(Figure collection entries)
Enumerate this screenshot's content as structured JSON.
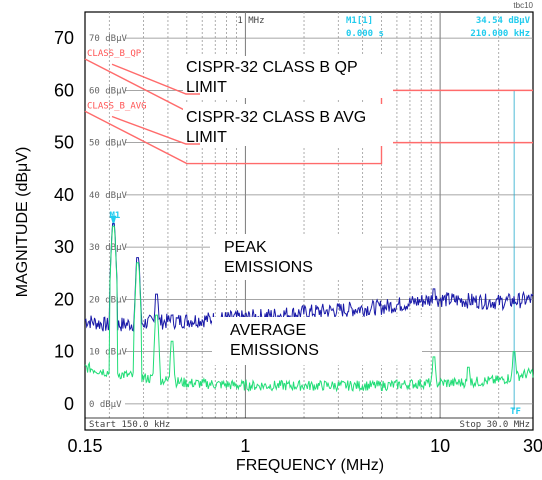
{
  "chart_data": {
    "type": "line",
    "xlabel": "FREQUENCY (MHz)",
    "ylabel": "MAGNITUDE (dBμV)",
    "xscale": "log",
    "xlim": [
      0.15,
      30
    ],
    "ylim": [
      -5,
      75
    ],
    "x_ticks": [
      {
        "value": 0.15,
        "label": "0.15"
      },
      {
        "value": 1,
        "label": "1"
      },
      {
        "value": 10,
        "label": "10"
      },
      {
        "value": 30,
        "label": "30"
      }
    ],
    "y_ticks": [
      0,
      10,
      20,
      30,
      40,
      50,
      60,
      70
    ],
    "grid": true,
    "inner_y_labels": [
      "70 dBμV",
      "60 dBμV",
      "50 dBμV",
      "40 dBμV",
      "30 dBμV",
      "20 dBμV",
      "10 dBμV",
      "0 dBμV"
    ],
    "instrument": {
      "center_marker_label": "1 MHz",
      "marker_name": "M1[1]",
      "marker_time": "0.000 s",
      "marker_level": "34.54 dBμV",
      "marker_freq": "210.000 kHz",
      "marker_tag": "M1",
      "tf_tag": "TF",
      "start_label": "Start 150.0 kHz",
      "stop_label": "Stop 30.0 MHz",
      "corner_code": "tbc10"
    },
    "limits": [
      {
        "tag": "CLASS_B_QP",
        "name": "CISPR-32 CLASS B QP LIMIT",
        "points": [
          [
            0.15,
            66
          ],
          [
            0.5,
            56
          ],
          [
            5,
            56
          ],
          [
            5,
            60
          ],
          [
            30,
            60
          ]
        ]
      },
      {
        "tag": "CLASS_B_AVG",
        "name": "CISPR-32 CLASS B AVG LIMIT",
        "points": [
          [
            0.15,
            56
          ],
          [
            0.5,
            46
          ],
          [
            5,
            46
          ],
          [
            5,
            50
          ],
          [
            30,
            50
          ]
        ]
      }
    ],
    "series": [
      {
        "name": "PEAK EMISSIONS",
        "color": "#1a1aa8",
        "baseline": [
          [
            0.15,
            16
          ],
          [
            0.2,
            15
          ],
          [
            0.3,
            15.5
          ],
          [
            0.5,
            16
          ],
          [
            1,
            16.5
          ],
          [
            2,
            17.5
          ],
          [
            5,
            18.5
          ],
          [
            9,
            20
          ],
          [
            10,
            20
          ],
          [
            20,
            19.5
          ],
          [
            30,
            20
          ]
        ],
        "spikes": [
          [
            0.21,
            34.5
          ],
          [
            0.28,
            28
          ],
          [
            0.35,
            21
          ],
          [
            0.42,
            17
          ],
          [
            9.3,
            22
          ]
        ]
      },
      {
        "name": "AVERAGE EMISSIONS",
        "color": "#22dd77",
        "baseline": [
          [
            0.15,
            7
          ],
          [
            0.2,
            6
          ],
          [
            0.3,
            5
          ],
          [
            0.5,
            4
          ],
          [
            1,
            3.5
          ],
          [
            2,
            3.5
          ],
          [
            5,
            3.5
          ],
          [
            9,
            4
          ],
          [
            12,
            4
          ],
          [
            20,
            4.5
          ],
          [
            30,
            6
          ]
        ],
        "spikes": [
          [
            0.21,
            34
          ],
          [
            0.28,
            27
          ],
          [
            0.35,
            17
          ],
          [
            0.42,
            12
          ],
          [
            9.3,
            9
          ],
          [
            14,
            7
          ],
          [
            24,
            10
          ]
        ]
      }
    ],
    "annotations": [
      {
        "lines": [
          "CISPR-32 CLASS B QP",
          "LIMIT"
        ]
      },
      {
        "lines": [
          "CISPR-32 CLASS B AVG",
          "LIMIT"
        ]
      },
      {
        "lines": [
          "PEAK",
          "EMISSIONS"
        ]
      },
      {
        "lines": [
          "AVERAGE",
          "EMISSIONS"
        ]
      }
    ]
  }
}
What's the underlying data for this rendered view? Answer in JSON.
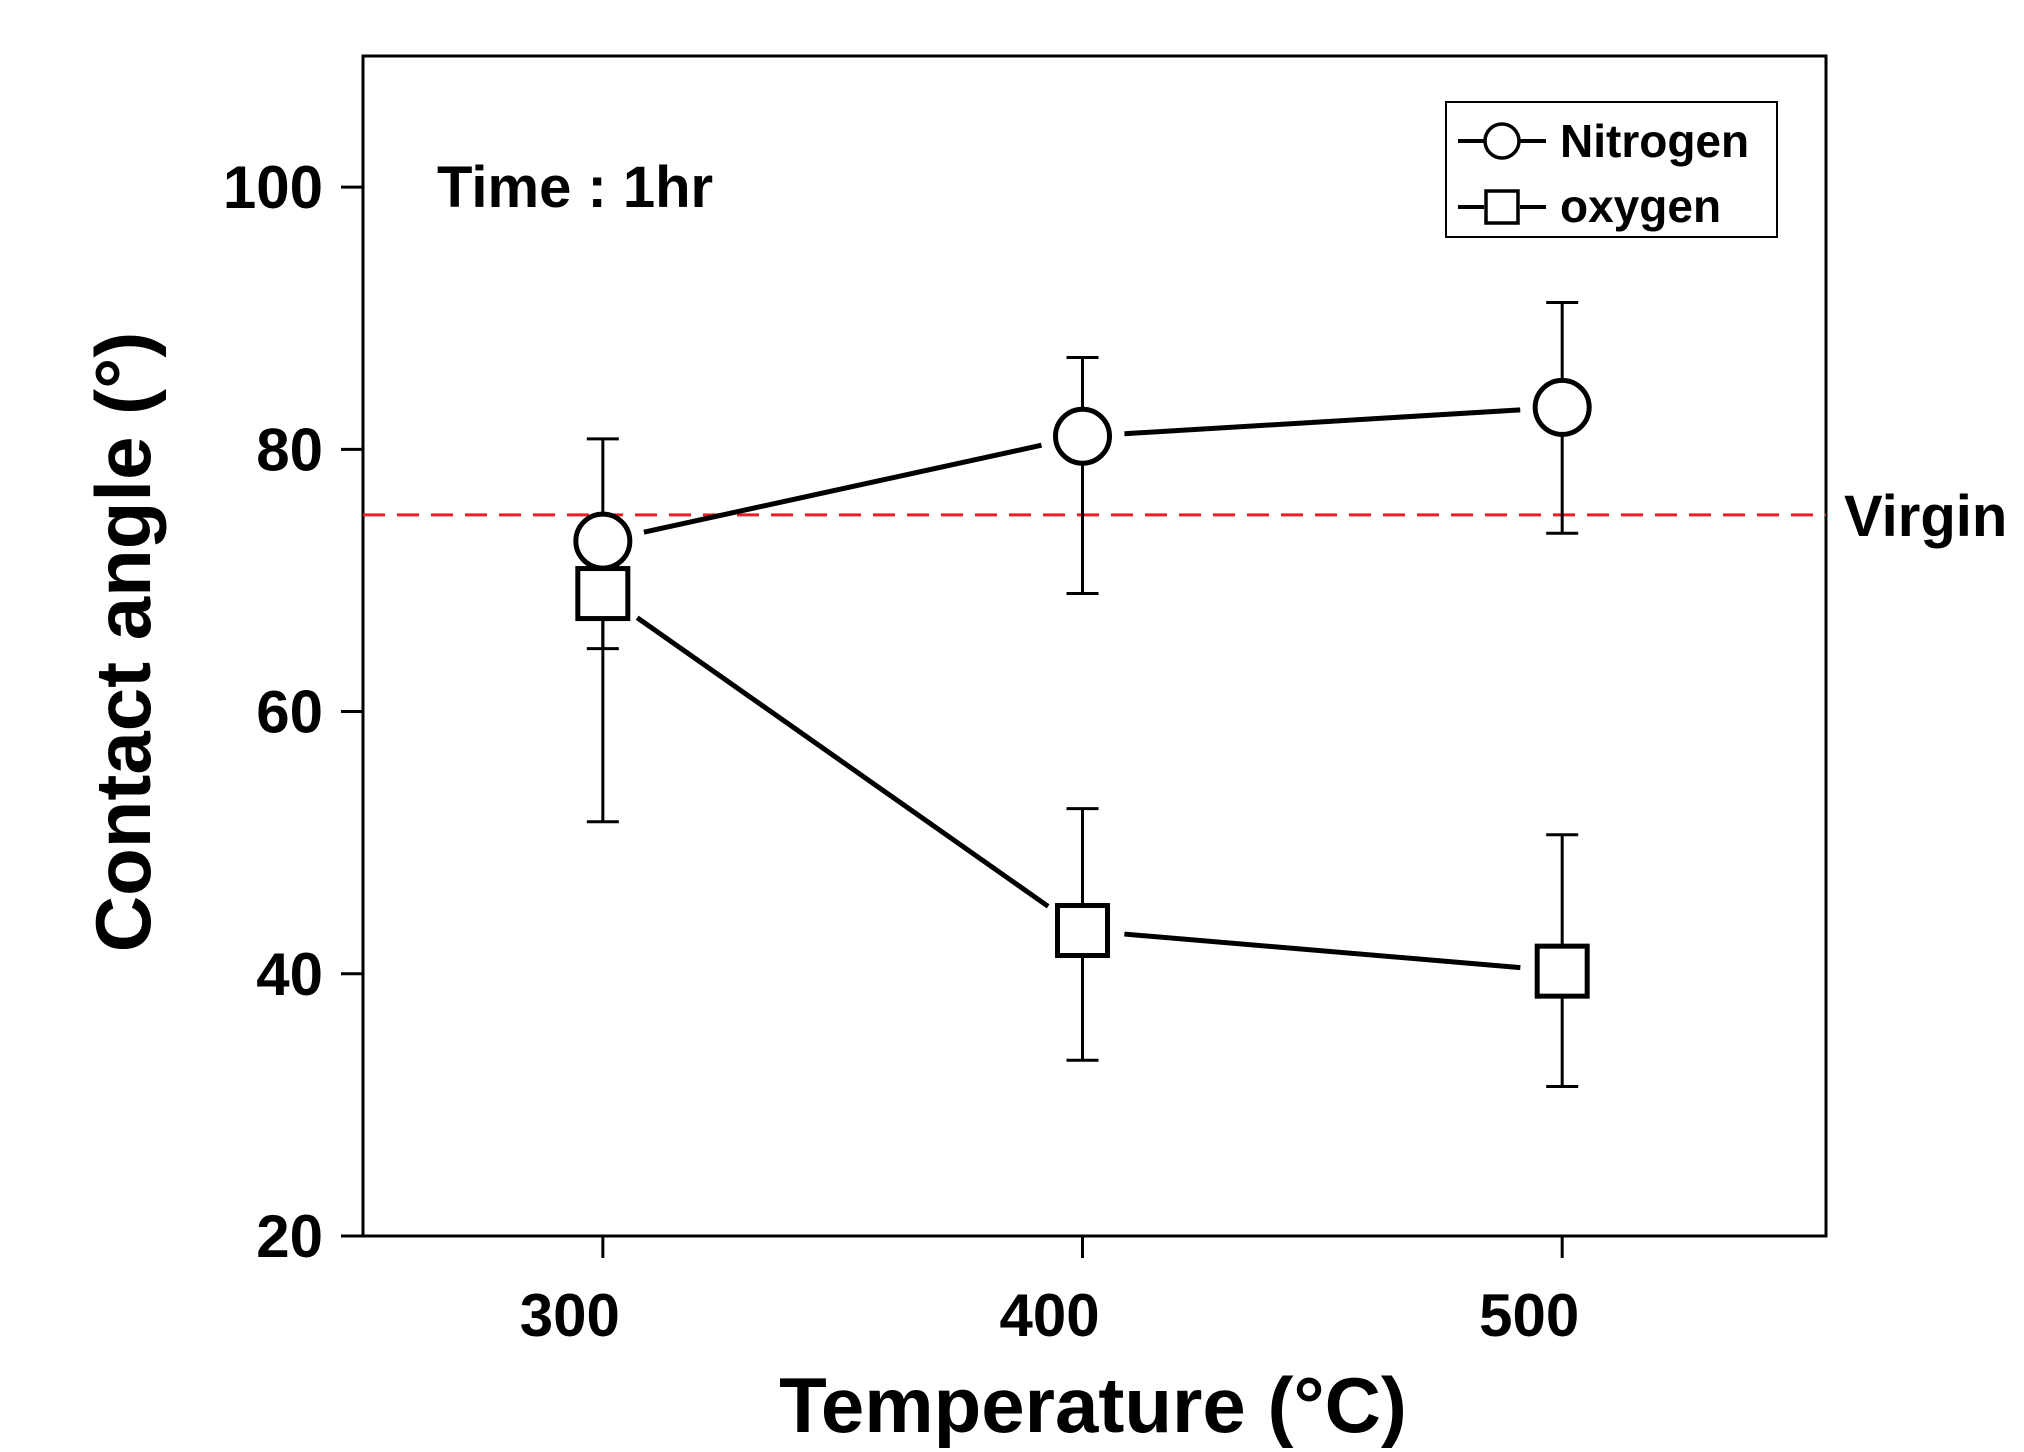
{
  "chart_data": {
    "type": "line",
    "title": "",
    "xlabel": "Temperature (°C)",
    "ylabel": "Contact angle (°)",
    "x": [
      300,
      400,
      500
    ],
    "xlim": [
      250,
      555
    ],
    "ylim": [
      20,
      110
    ],
    "xticks": [
      300,
      400,
      500
    ],
    "yticks": [
      20,
      40,
      60,
      80,
      100
    ],
    "xtick_labels": [
      "300",
      "400",
      "500"
    ],
    "ytick_labels": [
      "20",
      "40",
      "60",
      "80",
      "100"
    ],
    "series": [
      {
        "name": "Nitrogen",
        "marker": "circle",
        "values": [
          73,
          81,
          83.2
        ],
        "error_low": [
          64.8,
          69,
          73.6
        ],
        "error_high": [
          80.8,
          87,
          91.2
        ]
      },
      {
        "name": "oxygen",
        "marker": "square",
        "values": [
          69,
          43.3,
          40.2
        ],
        "error_low": [
          51.6,
          33.4,
          31.4
        ],
        "error_high": [
          68.8,
          52.6,
          50.6
        ]
      }
    ],
    "reference_line": {
      "label": "Virgin",
      "value": 75,
      "color": "#ee1c25",
      "style": "dashed"
    },
    "annotation": "Time : 1hr",
    "legend_position": "top-right",
    "grid": false
  }
}
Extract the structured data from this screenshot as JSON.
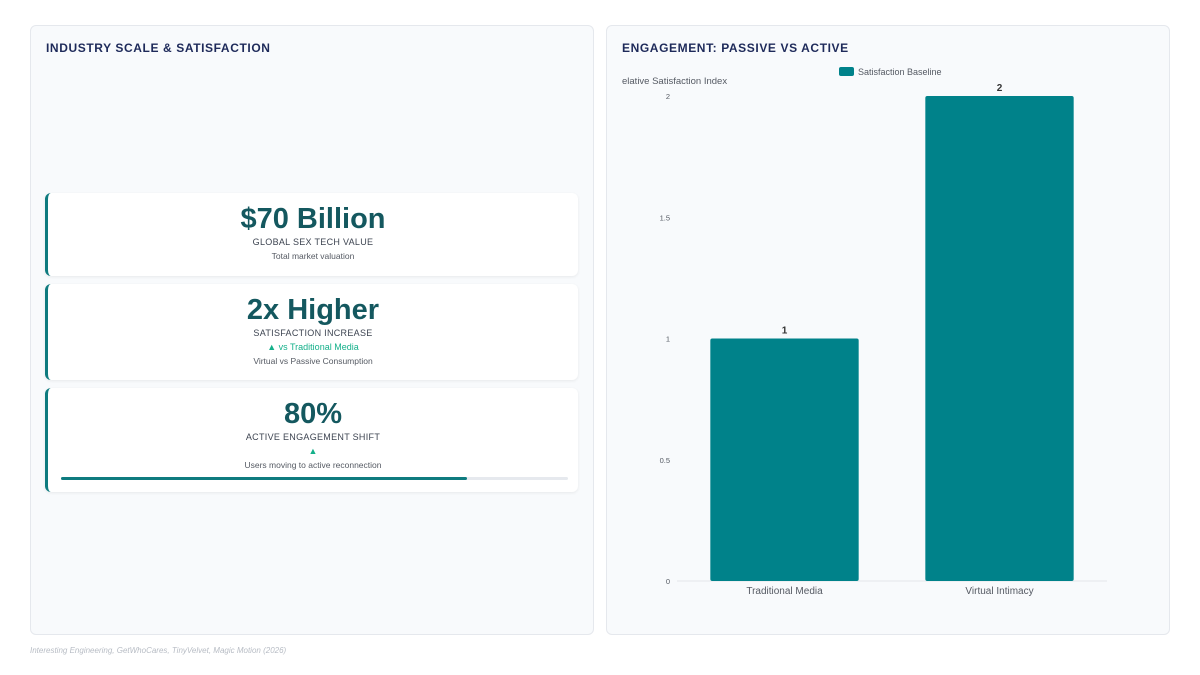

Problem details.
In the listing, find each line with the string "JSON" and copy it.

Response to the task.
Enumerate this screenshot's content as structured JSON.
What's the underlying data for this rendered view? Answer in JSON.
Extract the structured data from this screenshot as JSON.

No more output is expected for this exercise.